- [YOUR GOAL]: Copy, from the entries below, each line where the word "STEREO" can be found.
________
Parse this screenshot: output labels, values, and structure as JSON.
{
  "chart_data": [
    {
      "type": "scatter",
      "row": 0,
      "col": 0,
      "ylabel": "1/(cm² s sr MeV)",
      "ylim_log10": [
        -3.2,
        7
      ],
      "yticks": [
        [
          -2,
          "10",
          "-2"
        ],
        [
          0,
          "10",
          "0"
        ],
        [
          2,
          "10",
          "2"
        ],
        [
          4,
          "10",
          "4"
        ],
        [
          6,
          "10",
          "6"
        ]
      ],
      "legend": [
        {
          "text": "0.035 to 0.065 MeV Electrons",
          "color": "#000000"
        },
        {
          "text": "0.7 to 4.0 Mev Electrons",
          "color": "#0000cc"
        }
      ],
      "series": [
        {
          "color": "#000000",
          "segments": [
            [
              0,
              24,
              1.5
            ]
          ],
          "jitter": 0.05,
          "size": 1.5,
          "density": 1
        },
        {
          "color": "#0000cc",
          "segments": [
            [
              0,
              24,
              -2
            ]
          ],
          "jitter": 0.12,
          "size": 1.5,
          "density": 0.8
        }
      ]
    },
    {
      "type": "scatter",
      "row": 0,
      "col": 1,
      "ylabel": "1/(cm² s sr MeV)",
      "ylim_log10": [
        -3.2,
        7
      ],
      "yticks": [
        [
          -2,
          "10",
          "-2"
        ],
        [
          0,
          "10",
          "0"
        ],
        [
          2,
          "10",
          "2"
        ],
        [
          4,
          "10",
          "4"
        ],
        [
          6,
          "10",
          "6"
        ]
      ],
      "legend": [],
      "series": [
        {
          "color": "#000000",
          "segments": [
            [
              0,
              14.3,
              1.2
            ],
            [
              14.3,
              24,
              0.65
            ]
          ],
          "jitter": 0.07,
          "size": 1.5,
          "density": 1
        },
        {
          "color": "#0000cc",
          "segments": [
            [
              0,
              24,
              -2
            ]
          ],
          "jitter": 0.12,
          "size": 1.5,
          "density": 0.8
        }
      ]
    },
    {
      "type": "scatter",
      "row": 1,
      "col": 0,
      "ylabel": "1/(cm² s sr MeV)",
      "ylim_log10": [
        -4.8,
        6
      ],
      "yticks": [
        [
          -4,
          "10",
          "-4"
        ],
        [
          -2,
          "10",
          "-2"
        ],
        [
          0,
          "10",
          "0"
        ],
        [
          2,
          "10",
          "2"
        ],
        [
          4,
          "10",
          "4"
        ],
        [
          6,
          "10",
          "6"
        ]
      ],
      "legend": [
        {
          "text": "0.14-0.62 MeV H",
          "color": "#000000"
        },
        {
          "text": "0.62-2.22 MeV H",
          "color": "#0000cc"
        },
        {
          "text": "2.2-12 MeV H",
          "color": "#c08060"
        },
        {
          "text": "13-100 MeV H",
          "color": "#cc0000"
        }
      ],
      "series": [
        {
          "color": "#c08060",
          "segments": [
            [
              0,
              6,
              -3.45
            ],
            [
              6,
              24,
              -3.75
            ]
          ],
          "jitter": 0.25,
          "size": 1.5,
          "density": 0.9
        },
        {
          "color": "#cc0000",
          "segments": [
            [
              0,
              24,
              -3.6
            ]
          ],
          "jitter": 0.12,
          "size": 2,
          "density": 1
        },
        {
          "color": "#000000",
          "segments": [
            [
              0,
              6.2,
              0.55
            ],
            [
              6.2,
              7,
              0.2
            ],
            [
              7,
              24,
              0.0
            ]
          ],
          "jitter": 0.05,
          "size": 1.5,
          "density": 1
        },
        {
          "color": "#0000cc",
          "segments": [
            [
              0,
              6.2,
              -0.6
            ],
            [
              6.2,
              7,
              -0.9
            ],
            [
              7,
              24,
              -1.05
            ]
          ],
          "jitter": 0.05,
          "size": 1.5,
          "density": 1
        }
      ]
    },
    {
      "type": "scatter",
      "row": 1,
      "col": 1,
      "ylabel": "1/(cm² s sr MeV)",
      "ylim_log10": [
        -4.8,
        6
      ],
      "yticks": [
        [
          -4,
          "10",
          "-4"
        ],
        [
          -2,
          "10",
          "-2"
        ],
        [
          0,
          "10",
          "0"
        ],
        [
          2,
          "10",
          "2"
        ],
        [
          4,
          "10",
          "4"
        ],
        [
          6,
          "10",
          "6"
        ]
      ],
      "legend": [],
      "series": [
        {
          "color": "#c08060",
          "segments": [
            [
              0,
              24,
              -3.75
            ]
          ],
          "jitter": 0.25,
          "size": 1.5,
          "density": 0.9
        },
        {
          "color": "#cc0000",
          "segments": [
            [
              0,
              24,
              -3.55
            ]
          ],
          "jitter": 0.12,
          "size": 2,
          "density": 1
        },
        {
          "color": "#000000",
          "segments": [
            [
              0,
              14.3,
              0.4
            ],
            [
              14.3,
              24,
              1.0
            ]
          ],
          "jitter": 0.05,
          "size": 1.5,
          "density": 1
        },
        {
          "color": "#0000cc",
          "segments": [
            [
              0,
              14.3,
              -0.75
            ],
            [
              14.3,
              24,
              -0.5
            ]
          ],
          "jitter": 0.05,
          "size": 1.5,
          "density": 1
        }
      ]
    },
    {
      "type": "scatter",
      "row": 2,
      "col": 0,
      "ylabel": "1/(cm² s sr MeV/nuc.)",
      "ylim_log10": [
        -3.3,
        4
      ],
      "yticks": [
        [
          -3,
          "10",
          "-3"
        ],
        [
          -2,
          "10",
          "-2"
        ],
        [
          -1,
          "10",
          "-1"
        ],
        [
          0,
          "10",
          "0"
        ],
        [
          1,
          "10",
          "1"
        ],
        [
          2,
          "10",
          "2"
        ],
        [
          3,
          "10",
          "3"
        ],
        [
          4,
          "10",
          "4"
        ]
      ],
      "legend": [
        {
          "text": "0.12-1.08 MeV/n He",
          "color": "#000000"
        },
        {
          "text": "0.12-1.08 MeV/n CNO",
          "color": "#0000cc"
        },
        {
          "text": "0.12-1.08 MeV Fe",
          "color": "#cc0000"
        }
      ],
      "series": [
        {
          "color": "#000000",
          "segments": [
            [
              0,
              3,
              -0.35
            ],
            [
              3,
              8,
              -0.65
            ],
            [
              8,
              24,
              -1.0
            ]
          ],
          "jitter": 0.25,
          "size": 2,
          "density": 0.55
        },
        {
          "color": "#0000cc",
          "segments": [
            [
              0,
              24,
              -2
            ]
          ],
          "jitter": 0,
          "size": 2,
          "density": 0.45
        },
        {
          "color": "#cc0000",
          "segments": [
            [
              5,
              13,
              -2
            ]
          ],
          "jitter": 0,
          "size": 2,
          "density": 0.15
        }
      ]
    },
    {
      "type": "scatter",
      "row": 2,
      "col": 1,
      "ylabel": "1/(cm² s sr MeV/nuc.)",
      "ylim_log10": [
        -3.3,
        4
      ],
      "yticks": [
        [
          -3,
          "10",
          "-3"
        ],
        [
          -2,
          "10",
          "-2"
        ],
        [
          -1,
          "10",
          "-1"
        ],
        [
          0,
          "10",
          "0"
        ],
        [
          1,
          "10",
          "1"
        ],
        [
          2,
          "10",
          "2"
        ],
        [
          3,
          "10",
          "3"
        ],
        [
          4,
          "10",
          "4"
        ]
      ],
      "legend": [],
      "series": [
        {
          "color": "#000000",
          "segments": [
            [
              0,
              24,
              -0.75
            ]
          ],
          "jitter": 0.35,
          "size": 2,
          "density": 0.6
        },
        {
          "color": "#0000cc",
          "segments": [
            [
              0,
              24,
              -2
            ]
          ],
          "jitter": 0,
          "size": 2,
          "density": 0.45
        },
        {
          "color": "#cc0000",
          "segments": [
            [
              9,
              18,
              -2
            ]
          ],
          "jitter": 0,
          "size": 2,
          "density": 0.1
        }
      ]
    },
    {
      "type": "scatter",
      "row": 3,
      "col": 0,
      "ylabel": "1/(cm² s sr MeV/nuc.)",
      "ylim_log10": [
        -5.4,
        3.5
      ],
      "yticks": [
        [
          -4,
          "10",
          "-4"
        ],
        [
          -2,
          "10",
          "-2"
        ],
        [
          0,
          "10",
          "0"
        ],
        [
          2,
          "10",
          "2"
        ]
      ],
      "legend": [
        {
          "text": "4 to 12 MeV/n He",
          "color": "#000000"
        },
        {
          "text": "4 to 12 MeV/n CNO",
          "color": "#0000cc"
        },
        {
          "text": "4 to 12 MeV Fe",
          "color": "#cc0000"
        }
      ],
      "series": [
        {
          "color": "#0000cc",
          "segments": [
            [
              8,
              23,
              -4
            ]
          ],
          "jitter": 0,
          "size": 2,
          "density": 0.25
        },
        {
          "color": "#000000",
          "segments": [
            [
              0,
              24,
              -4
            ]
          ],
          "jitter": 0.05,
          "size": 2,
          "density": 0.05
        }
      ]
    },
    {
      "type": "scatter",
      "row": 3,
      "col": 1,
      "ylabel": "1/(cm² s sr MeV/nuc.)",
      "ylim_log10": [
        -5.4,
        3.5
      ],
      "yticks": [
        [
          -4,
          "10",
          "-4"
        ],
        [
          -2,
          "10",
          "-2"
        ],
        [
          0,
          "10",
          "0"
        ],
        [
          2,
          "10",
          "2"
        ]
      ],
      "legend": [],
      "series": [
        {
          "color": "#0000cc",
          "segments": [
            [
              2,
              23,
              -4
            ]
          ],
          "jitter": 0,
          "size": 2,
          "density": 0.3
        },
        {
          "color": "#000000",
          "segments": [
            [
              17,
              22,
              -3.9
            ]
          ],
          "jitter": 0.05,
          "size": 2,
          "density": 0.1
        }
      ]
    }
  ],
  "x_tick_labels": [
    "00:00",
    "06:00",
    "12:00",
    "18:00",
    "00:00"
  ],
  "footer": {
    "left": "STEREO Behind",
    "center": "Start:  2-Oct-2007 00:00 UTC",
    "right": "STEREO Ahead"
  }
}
________
- [EXERCISE RESULT]:
    "left": "STEREO Behind",
    "right": "STEREO Ahead"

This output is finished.